Task details => Scan the records below. List lines holding "Knoll".

[Saved entries]
※

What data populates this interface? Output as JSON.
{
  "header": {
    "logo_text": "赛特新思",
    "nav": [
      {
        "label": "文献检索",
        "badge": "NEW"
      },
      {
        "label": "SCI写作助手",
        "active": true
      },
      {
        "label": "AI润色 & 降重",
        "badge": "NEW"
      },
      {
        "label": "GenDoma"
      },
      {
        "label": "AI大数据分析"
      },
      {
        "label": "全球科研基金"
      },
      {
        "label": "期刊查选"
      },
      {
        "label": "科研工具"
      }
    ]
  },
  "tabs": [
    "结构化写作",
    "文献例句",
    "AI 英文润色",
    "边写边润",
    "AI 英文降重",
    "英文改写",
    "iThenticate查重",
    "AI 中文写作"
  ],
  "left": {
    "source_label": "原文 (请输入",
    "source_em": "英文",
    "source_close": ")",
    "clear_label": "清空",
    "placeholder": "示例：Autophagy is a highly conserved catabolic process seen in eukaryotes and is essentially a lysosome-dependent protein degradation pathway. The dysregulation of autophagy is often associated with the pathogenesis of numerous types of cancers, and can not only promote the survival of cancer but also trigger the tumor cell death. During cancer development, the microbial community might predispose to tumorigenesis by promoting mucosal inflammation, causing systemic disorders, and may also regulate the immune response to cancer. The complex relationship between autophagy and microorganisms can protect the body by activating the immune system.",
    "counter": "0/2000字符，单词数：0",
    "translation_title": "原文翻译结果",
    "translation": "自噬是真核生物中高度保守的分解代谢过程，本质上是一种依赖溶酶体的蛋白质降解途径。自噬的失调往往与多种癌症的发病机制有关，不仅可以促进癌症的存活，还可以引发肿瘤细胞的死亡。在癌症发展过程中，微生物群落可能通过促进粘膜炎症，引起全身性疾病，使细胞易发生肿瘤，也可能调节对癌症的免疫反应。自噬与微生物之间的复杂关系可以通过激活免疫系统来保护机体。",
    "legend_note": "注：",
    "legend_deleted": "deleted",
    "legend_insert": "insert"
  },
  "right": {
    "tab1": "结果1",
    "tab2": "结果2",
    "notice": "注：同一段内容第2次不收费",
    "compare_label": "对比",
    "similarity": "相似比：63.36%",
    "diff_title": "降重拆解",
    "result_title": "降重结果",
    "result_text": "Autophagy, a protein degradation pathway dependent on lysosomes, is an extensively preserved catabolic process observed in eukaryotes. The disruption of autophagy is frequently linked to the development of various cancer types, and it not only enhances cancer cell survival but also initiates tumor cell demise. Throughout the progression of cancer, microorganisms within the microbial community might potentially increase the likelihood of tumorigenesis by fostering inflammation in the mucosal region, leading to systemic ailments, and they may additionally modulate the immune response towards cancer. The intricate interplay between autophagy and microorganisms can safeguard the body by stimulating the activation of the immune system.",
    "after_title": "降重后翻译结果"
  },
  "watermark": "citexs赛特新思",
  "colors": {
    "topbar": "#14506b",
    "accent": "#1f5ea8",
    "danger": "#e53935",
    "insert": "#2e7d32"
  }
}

※

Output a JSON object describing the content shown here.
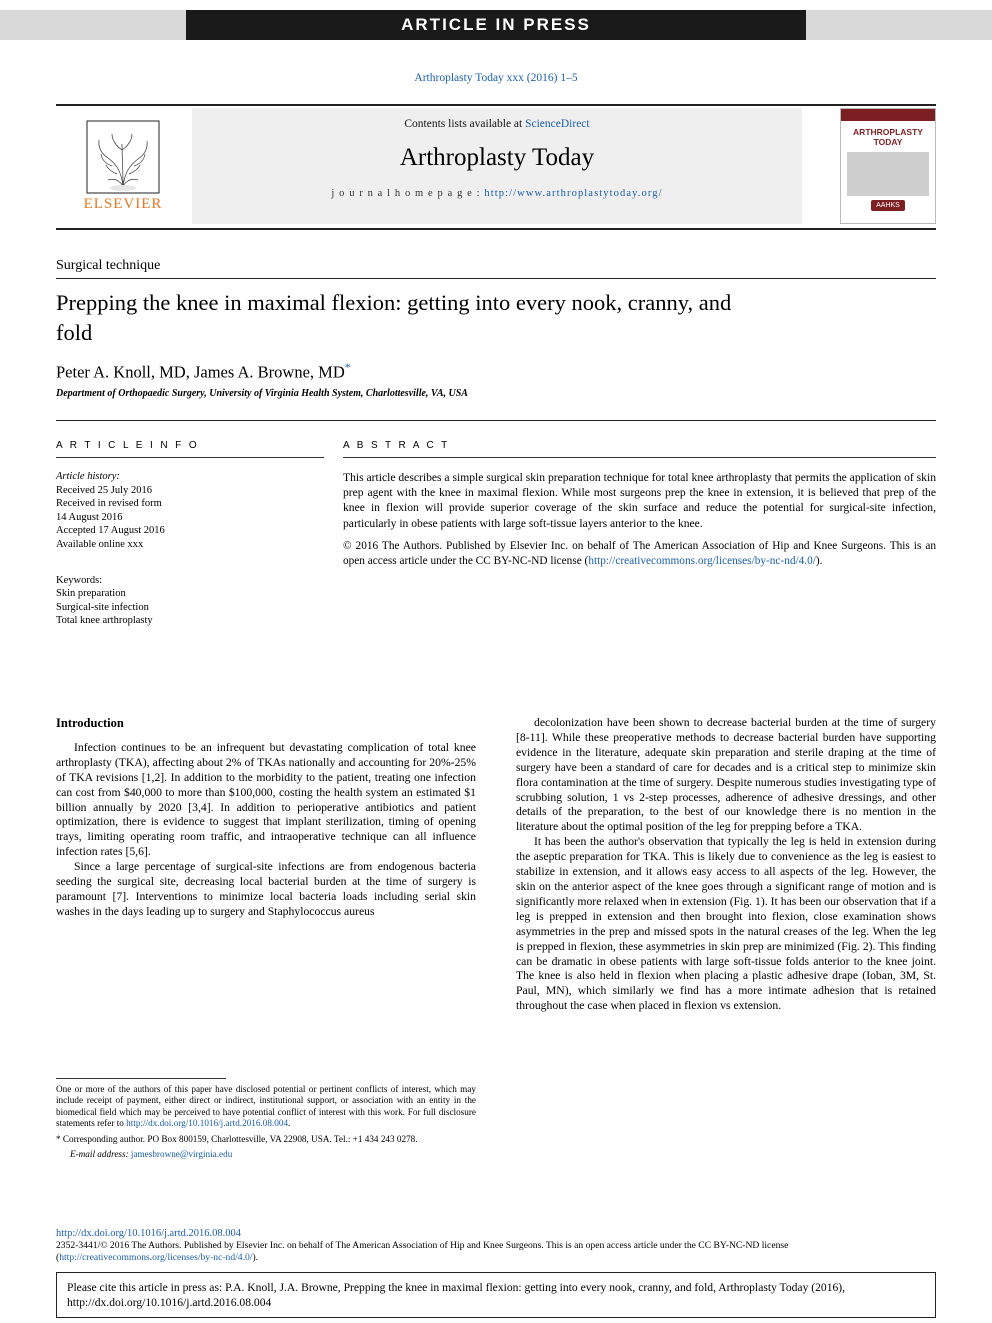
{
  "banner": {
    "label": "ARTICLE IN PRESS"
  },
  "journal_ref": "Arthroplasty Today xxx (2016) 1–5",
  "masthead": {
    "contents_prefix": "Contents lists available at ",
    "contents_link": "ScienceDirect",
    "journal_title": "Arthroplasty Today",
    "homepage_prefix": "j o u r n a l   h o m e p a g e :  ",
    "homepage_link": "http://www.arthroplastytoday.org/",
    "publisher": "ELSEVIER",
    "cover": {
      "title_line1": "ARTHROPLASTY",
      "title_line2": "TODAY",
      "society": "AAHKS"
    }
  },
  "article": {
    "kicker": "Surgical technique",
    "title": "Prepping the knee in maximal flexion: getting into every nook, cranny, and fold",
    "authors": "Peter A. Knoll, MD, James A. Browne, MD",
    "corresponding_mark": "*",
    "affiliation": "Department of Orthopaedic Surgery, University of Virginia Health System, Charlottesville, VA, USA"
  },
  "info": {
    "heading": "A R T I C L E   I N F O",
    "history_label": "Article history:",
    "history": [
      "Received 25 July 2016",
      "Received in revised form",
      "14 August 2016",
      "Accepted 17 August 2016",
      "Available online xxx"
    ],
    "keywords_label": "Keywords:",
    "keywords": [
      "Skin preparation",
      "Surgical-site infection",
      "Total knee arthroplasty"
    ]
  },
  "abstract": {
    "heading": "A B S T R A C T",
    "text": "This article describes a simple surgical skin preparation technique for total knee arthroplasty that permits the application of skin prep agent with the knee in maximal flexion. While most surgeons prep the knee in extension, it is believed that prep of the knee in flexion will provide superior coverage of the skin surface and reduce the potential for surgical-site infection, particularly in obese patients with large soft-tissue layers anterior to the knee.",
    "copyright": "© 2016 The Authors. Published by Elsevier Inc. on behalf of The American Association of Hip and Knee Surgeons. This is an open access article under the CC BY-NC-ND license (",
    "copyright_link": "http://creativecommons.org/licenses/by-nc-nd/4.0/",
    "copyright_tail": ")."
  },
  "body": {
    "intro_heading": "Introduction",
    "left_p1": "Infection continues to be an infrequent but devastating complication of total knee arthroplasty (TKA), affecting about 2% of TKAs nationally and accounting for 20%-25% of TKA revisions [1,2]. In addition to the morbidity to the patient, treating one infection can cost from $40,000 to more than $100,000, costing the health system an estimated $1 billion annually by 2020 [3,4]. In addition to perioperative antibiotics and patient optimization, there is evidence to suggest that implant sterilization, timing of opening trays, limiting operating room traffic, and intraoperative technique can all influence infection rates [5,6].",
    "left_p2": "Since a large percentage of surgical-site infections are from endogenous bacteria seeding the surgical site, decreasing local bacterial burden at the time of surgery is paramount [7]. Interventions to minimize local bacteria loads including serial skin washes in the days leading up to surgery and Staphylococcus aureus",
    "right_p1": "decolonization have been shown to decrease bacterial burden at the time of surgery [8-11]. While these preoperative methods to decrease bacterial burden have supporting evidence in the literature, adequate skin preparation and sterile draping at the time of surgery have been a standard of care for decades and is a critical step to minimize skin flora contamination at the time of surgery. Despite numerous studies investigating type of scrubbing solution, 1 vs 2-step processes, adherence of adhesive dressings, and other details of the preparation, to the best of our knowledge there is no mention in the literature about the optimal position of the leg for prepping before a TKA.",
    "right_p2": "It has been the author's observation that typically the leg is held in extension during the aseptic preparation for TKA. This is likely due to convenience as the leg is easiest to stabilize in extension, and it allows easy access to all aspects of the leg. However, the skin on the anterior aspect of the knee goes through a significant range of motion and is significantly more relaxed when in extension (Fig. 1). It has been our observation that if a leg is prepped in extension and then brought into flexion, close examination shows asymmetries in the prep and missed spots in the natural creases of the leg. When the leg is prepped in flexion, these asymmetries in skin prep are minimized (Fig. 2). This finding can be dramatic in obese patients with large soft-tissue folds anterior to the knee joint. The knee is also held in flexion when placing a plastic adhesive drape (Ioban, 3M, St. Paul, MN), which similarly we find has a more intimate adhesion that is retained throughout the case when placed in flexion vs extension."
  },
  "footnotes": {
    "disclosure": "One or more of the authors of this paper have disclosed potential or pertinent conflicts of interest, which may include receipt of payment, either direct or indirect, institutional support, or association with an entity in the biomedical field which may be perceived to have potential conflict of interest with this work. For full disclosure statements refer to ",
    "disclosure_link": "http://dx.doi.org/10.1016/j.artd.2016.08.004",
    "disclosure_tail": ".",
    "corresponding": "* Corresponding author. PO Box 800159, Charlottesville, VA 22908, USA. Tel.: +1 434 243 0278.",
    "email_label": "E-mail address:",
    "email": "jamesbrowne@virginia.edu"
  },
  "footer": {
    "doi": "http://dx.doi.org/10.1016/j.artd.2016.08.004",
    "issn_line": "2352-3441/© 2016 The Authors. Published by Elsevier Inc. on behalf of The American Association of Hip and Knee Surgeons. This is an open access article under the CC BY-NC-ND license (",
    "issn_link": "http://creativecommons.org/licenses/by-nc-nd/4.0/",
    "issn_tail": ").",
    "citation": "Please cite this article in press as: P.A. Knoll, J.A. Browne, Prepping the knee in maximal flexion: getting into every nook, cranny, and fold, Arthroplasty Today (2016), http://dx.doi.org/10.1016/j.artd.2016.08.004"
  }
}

※

Response =>
    "authors": "Peter A. Knoll, MD, James A. Browne, MD",
    "citation": "Please cite this article in press as: P.A. Knoll, J.A. Browne, Prepping the knee in maximal flexion: getting into every nook, cranny, and fold, Arthroplasty Today (2016), http://dx.doi.org/10.1016/j.artd.2016.08.004"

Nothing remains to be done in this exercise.